[Annotated region listings]
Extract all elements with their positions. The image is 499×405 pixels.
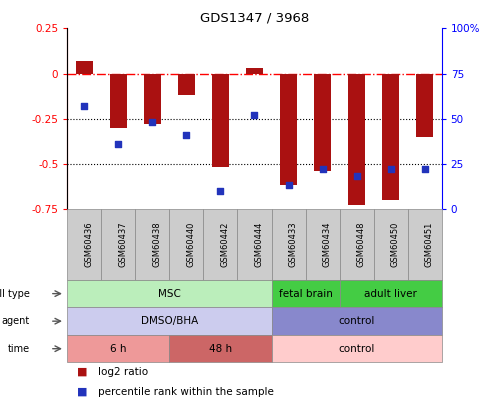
Text: GSM60433: GSM60433 bbox=[288, 222, 297, 267]
Bar bbox=[110, 74, 127, 128]
Text: GSM60434: GSM60434 bbox=[322, 222, 331, 267]
Point bbox=[387, 166, 395, 173]
Text: GSM60440: GSM60440 bbox=[187, 222, 196, 267]
Text: time: time bbox=[8, 344, 30, 354]
Text: GSM60442: GSM60442 bbox=[221, 222, 230, 267]
Point bbox=[217, 188, 225, 194]
Text: ■: ■ bbox=[77, 367, 88, 377]
Text: control: control bbox=[338, 344, 375, 354]
Text: GSM60451: GSM60451 bbox=[425, 222, 434, 267]
Point bbox=[183, 132, 191, 138]
Text: log2 ratio: log2 ratio bbox=[98, 367, 148, 377]
Text: GSM60450: GSM60450 bbox=[391, 222, 400, 267]
Bar bbox=[382, 74, 399, 200]
Text: GDS1347 / 3968: GDS1347 / 3968 bbox=[200, 11, 309, 24]
Text: 48 h: 48 h bbox=[209, 344, 232, 354]
Text: MSC: MSC bbox=[158, 289, 181, 298]
Text: 6 h: 6 h bbox=[110, 344, 127, 354]
Text: adult liver: adult liver bbox=[364, 289, 417, 298]
Bar bbox=[416, 74, 433, 137]
Text: control: control bbox=[338, 316, 375, 326]
Bar bbox=[212, 74, 229, 167]
Text: ■: ■ bbox=[77, 386, 88, 396]
Text: GSM60437: GSM60437 bbox=[118, 222, 127, 267]
Text: cell type: cell type bbox=[0, 289, 30, 298]
Bar bbox=[280, 74, 297, 185]
Text: DMSO/BHA: DMSO/BHA bbox=[141, 316, 198, 326]
Bar bbox=[76, 61, 93, 74]
Bar bbox=[348, 74, 365, 205]
Point bbox=[284, 182, 292, 189]
Text: percentile rank within the sample: percentile rank within the sample bbox=[98, 386, 274, 396]
Text: agent: agent bbox=[1, 316, 30, 326]
Text: GSM60436: GSM60436 bbox=[84, 222, 93, 267]
Bar bbox=[144, 74, 161, 124]
Bar bbox=[314, 74, 331, 171]
Bar bbox=[178, 74, 195, 95]
Point bbox=[250, 112, 258, 118]
Text: GSM60448: GSM60448 bbox=[357, 222, 366, 267]
Point bbox=[318, 166, 326, 173]
Point bbox=[353, 173, 361, 180]
Point bbox=[80, 103, 88, 109]
Text: GSM60444: GSM60444 bbox=[254, 222, 263, 267]
Point bbox=[421, 166, 429, 173]
Text: GSM60438: GSM60438 bbox=[152, 222, 161, 267]
Text: fetal brain: fetal brain bbox=[278, 289, 332, 298]
Point bbox=[148, 119, 156, 126]
Bar bbox=[246, 68, 263, 74]
Point bbox=[114, 141, 122, 147]
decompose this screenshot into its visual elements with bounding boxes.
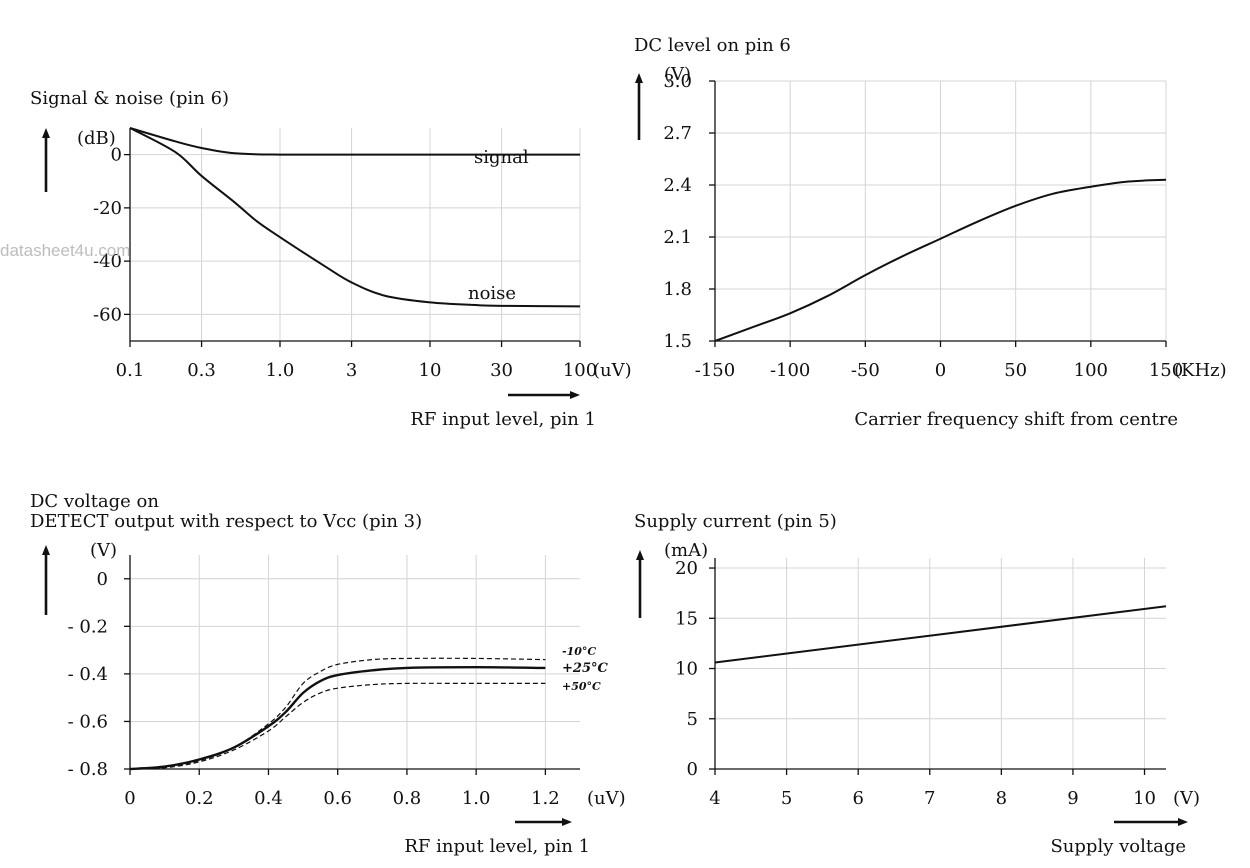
series-label-plus50c: +50°C xyxy=(562,680,601,693)
x-direction-arrow-head xyxy=(570,391,580,399)
x-tick-label: 0 xyxy=(935,360,946,381)
y-axis-label: (dB) xyxy=(77,128,116,149)
chart-title-line: DC voltage on xyxy=(30,491,159,512)
series-line-signal xyxy=(129,127,580,156)
series-label-plus25c: +25°C xyxy=(562,661,608,676)
x-axis-label: Carrier frequency shift from centre xyxy=(854,409,1178,430)
chart-supply-current: 4 5 6 7 8 9 10 0 5 10 15 20 (V) (mA) Supply current (p… xyxy=(634,511,1200,857)
y-tick-label: - 0.8 xyxy=(68,759,108,780)
x-tick-label: 10 xyxy=(1133,788,1156,809)
x-tick-label: 30 xyxy=(490,360,513,381)
chart-title: Signal & noise (pin 6) xyxy=(30,88,229,109)
x-tick-label: 0.3 xyxy=(187,360,216,381)
y-tick-label: - 0.4 xyxy=(68,664,108,685)
y-tick-label: 1.8 xyxy=(663,279,692,300)
chart-signal-noise: 0.1 0.3 1.0 3 10 30 100 0 -20 -40 -60 (uV) (dB) Signa… xyxy=(30,88,632,430)
x-tick-label: 50 xyxy=(1004,360,1027,381)
series-label-noise: noise xyxy=(468,283,516,304)
x-unit-label: (uV) xyxy=(587,788,626,809)
x-tick-label: 10 xyxy=(419,360,442,381)
x-axis-label: RF input level, pin 1 xyxy=(404,836,590,857)
x-tick-label: 5 xyxy=(781,788,792,809)
chart-title: DC level on pin 6 xyxy=(634,35,791,56)
x-unit-label: (KHz) xyxy=(1174,360,1227,381)
y-direction-arrow-head xyxy=(42,545,50,555)
y-tick-label: 2.7 xyxy=(663,123,692,144)
y-tick-label: -60 xyxy=(93,304,122,325)
y-tick-label: 20 xyxy=(675,558,698,579)
x-axis-label: RF input level, pin 1 xyxy=(410,409,596,430)
chart-dc-level-pin6: -150 -100 -50 0 50 100 150 1.5 1.8 2.1 2.4 2.7 3.0 (K… xyxy=(634,35,1227,430)
x-tick-label: 0 xyxy=(124,788,135,809)
y-tick-label: 0 xyxy=(97,569,108,590)
y-tick-label: -40 xyxy=(93,251,122,272)
x-tick-label: 7 xyxy=(924,788,935,809)
series-label-minus10c: -10°C xyxy=(562,645,596,658)
y-tick-label: 2.1 xyxy=(663,227,692,248)
watermark: datasheet4u.com xyxy=(0,241,130,260)
series-line-25c xyxy=(129,666,546,771)
y-tick-label: 10 xyxy=(675,659,698,680)
y-tick-label: 15 xyxy=(675,608,698,629)
x-tick-label: 0.2 xyxy=(185,788,214,809)
y-tick-label: 1.5 xyxy=(663,331,692,352)
series-line xyxy=(714,605,1167,664)
x-tick-label: 4 xyxy=(709,788,720,809)
y-direction-arrow-head xyxy=(636,550,644,560)
series-line-10c xyxy=(129,657,546,770)
x-tick-label: 8 xyxy=(996,788,1007,809)
x-tick-label: 100 xyxy=(563,360,597,381)
y-tick-label: 3.0 xyxy=(663,71,692,92)
x-tick-label: 150 xyxy=(1149,360,1183,381)
y-tick-label: - 0.6 xyxy=(68,711,108,732)
x-tick-label: 1.0 xyxy=(266,360,295,381)
x-tick-label: -50 xyxy=(851,360,880,381)
y-axis-label: (V) xyxy=(664,64,691,85)
y-axis-label: (V) xyxy=(90,540,117,561)
x-tick-label: 0.8 xyxy=(393,788,422,809)
y-tick-label: 2.4 xyxy=(663,175,692,196)
y-tick-label: -20 xyxy=(93,198,122,219)
x-direction-arrow-head xyxy=(1178,818,1188,826)
series-line-noise xyxy=(129,127,581,308)
x-tick-label: 0.1 xyxy=(116,360,145,381)
y-direction-arrow-head xyxy=(42,128,50,138)
y-direction-arrow-head xyxy=(635,73,643,83)
chart-title-line: DETECT output with respect to Vcc (pin 3… xyxy=(30,511,422,532)
x-tick-label: 9 xyxy=(1067,788,1078,809)
x-tick-label: 6 xyxy=(852,788,863,809)
chart-title: Supply current (pin 5) xyxy=(634,511,837,532)
series-line xyxy=(714,178,1167,342)
x-tick-label: 1.0 xyxy=(462,788,491,809)
x-tick-label: 3 xyxy=(346,360,357,381)
x-tick-label: 1.2 xyxy=(531,788,560,809)
y-tick-label: 5 xyxy=(687,709,698,730)
y-tick-label: 0 xyxy=(111,145,122,166)
y-tick-label: 0 xyxy=(687,759,698,780)
x-axis-label: Supply voltage xyxy=(1050,836,1186,857)
x-tick-label: -100 xyxy=(770,360,810,381)
x-tick-label: 0.6 xyxy=(323,788,352,809)
x-tick-label: 0.4 xyxy=(254,788,283,809)
series-label-signal: signal xyxy=(474,147,529,168)
x-unit-label: (uV) xyxy=(593,360,632,381)
x-tick-label: 100 xyxy=(1074,360,1108,381)
x-tick-label: -150 xyxy=(695,360,735,381)
x-unit-label: (V) xyxy=(1173,788,1200,809)
y-tick-label: - 0.2 xyxy=(68,616,108,637)
x-direction-arrow-head xyxy=(562,818,572,826)
y-axis-label: (mA) xyxy=(664,540,708,561)
chart-dc-voltage-detect: 0 0.2 0.4 0.6 0.8 1.0 1.2 0 - 0.2 - 0.4 - 0.6 - 0.8… xyxy=(30,491,626,857)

PROBLEM DETAILS:
Render as a numbered list, skipping blank lines, every line from the one containing "Text: GSM60433: GSM60433" down to the one containing "Text: GSM60448: GSM60448", with both of those lines included.

ANSWER TO THIS TASK:
1. Text: GSM60433: GSM60433 bbox=[288, 222, 297, 267]
2. Bar bbox=[110, 74, 127, 128]
3. Text: GSM60434: GSM60434 bbox=[322, 222, 331, 267]
4. Point bbox=[387, 166, 395, 173]
5. Text: GSM60440: GSM60440 bbox=[187, 222, 196, 267]
6. Text: time: time bbox=[8, 344, 30, 354]
7. Text: GSM60442: GSM60442 bbox=[221, 222, 230, 267]
8. Point bbox=[217, 188, 225, 194]
9. Text: ■: ■ bbox=[77, 367, 88, 377]
10. Text: control: control bbox=[338, 344, 375, 354]
11. Text: GSM60451: GSM60451 bbox=[425, 222, 434, 267]
12. Point bbox=[183, 132, 191, 138]
13. Text: log2 ratio: log2 ratio bbox=[98, 367, 148, 377]
14. Text: GSM60450: GSM60450 bbox=[391, 222, 400, 267]
15. Bar bbox=[382, 74, 399, 200]
16. Text: GDS1347 / 3968: GDS1347 / 3968 bbox=[200, 11, 309, 24]
17. Text: 48 h: 48 h bbox=[209, 344, 232, 354]
18. Text: MSC: MSC bbox=[158, 289, 181, 298]
19. Text: 6 h: 6 h bbox=[110, 344, 127, 354]
20. Text: adult liver: adult liver bbox=[364, 289, 417, 298]
21. Bar bbox=[416, 74, 433, 137]
22. Text: control: control bbox=[338, 316, 375, 326]
23. Bar bbox=[212, 74, 229, 167]
24. Text: ■: ■ bbox=[77, 386, 88, 396]
25. Text: GSM60437: GSM60437 bbox=[118, 222, 127, 267]
26. Text: cell type: cell type bbox=[0, 289, 30, 298]
27. Bar bbox=[280, 74, 297, 185]
28. Text: DMSO/BHA: DMSO/BHA bbox=[141, 316, 198, 326]
29. Bar bbox=[76, 61, 93, 74]
30. Bar bbox=[348, 74, 365, 205]
31. Point bbox=[284, 182, 292, 189]
32. Text: percentile rank within the sample: percentile rank within the sample bbox=[98, 386, 274, 396]
33. Text: agent: agent bbox=[1, 316, 30, 326]
34. Text: GSM60436: GSM60436 bbox=[84, 222, 93, 267]
35. Bar bbox=[144, 74, 161, 124]
36. Bar bbox=[314, 74, 331, 171]
37. Bar bbox=[178, 74, 195, 95]
38. Point bbox=[250, 112, 258, 118]
39. Text: GSM60448: GSM60448 bbox=[357, 222, 366, 267]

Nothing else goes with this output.